Data to use:

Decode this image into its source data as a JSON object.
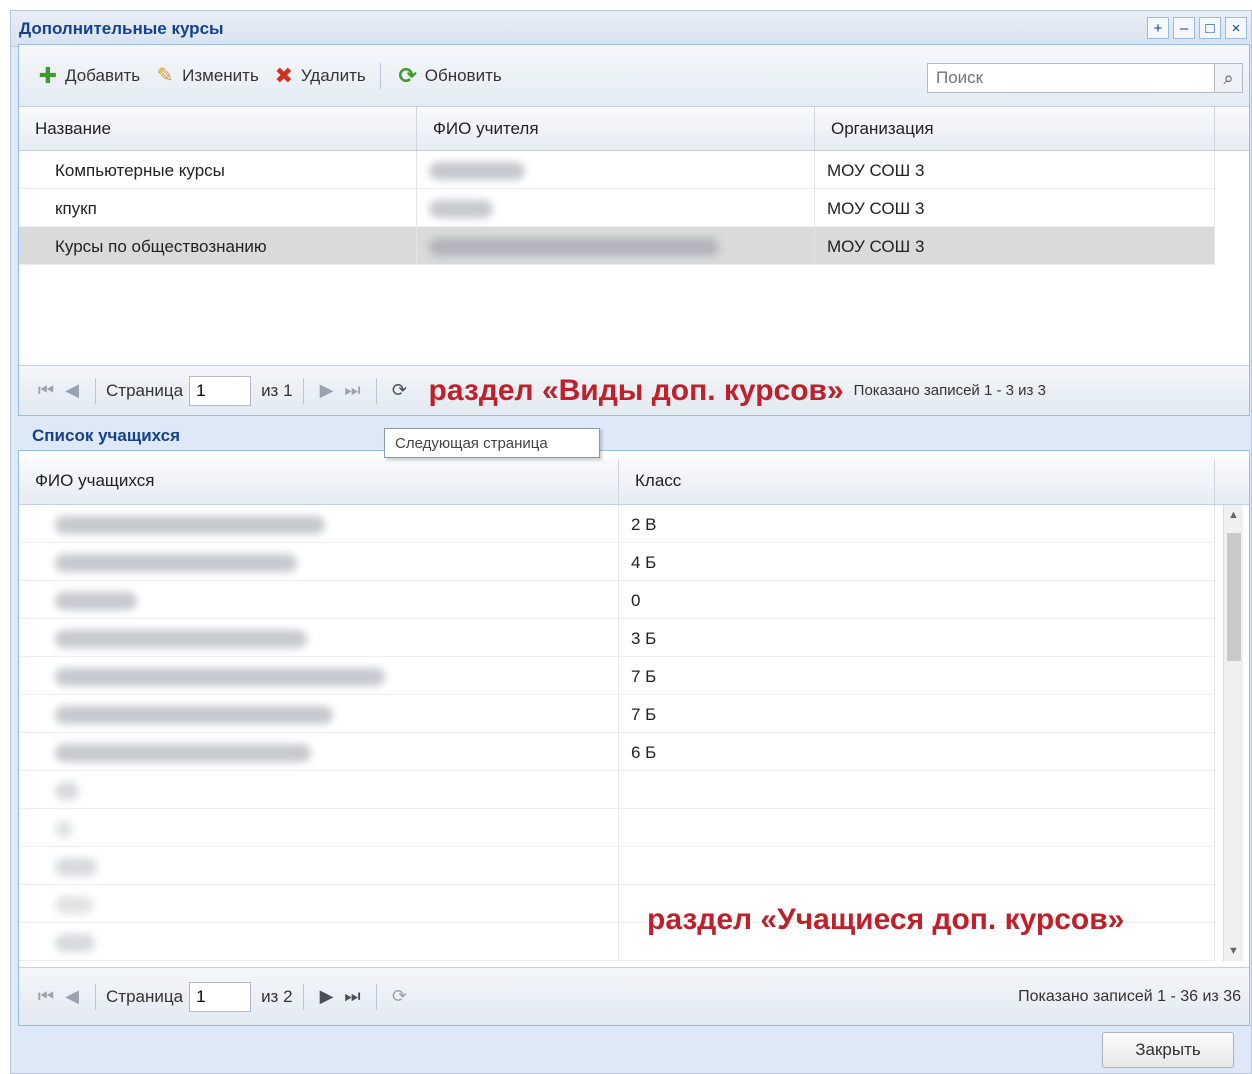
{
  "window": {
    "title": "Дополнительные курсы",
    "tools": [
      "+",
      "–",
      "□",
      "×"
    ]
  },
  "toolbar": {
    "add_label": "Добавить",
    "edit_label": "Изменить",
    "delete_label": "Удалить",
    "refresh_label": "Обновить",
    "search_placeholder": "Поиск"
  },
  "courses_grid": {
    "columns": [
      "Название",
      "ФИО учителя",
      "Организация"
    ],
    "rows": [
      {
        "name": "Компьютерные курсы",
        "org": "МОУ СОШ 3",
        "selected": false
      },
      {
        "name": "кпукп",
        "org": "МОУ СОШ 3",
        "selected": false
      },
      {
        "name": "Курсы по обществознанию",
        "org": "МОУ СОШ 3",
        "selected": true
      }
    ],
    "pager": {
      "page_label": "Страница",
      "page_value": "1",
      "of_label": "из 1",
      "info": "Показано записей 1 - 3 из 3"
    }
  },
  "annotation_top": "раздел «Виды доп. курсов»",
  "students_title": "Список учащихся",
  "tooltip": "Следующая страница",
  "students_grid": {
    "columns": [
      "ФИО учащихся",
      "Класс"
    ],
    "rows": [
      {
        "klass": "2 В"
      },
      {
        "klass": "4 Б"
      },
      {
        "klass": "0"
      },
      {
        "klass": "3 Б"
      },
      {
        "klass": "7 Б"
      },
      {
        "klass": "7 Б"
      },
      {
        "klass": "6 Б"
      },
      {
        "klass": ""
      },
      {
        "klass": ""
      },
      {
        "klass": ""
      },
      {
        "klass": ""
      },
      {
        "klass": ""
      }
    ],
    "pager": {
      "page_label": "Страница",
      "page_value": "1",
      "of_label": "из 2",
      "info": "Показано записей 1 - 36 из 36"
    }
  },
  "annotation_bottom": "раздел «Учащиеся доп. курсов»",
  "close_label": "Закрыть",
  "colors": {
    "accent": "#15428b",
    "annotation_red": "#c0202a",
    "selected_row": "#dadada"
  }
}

What the task requires:
Write out the data precisely as given, excluding the pictures.

Correct response:
Decode this image into its source data as a JSON object.
{
  "window": {
    "title": "Дополнительные курсы",
    "tools": [
      "+",
      "–",
      "□",
      "×"
    ]
  },
  "toolbar": {
    "add_label": "Добавить",
    "edit_label": "Изменить",
    "delete_label": "Удалить",
    "refresh_label": "Обновить",
    "search_placeholder": "Поиск"
  },
  "courses_grid": {
    "columns": [
      "Название",
      "ФИО учителя",
      "Организация"
    ],
    "rows": [
      {
        "name": "Компьютерные курсы",
        "org": "МОУ СОШ 3",
        "selected": false
      },
      {
        "name": "кпукп",
        "org": "МОУ СОШ 3",
        "selected": false
      },
      {
        "name": "Курсы по обществознанию",
        "org": "МОУ СОШ 3",
        "selected": true
      }
    ],
    "pager": {
      "page_label": "Страница",
      "page_value": "1",
      "of_label": "из 1",
      "info": "Показано записей 1 - 3 из 3"
    }
  },
  "annotation_top": "раздел «Виды доп. курсов»",
  "students_title": "Список учащихся",
  "tooltip": "Следующая страница",
  "students_grid": {
    "columns": [
      "ФИО учащихся",
      "Класс"
    ],
    "rows": [
      {
        "klass": "2 В"
      },
      {
        "klass": "4 Б"
      },
      {
        "klass": "0"
      },
      {
        "klass": "3 Б"
      },
      {
        "klass": "7 Б"
      },
      {
        "klass": "7 Б"
      },
      {
        "klass": "6 Б"
      },
      {
        "klass": ""
      },
      {
        "klass": ""
      },
      {
        "klass": ""
      },
      {
        "klass": ""
      },
      {
        "klass": ""
      }
    ],
    "pager": {
      "page_label": "Страница",
      "page_value": "1",
      "of_label": "из 2",
      "info": "Показано записей 1 - 36 из 36"
    }
  },
  "annotation_bottom": "раздел «Учащиеся доп. курсов»",
  "close_label": "Закрыть",
  "colors": {
    "accent": "#15428b",
    "annotation_red": "#c0202a",
    "selected_row": "#dadada"
  }
}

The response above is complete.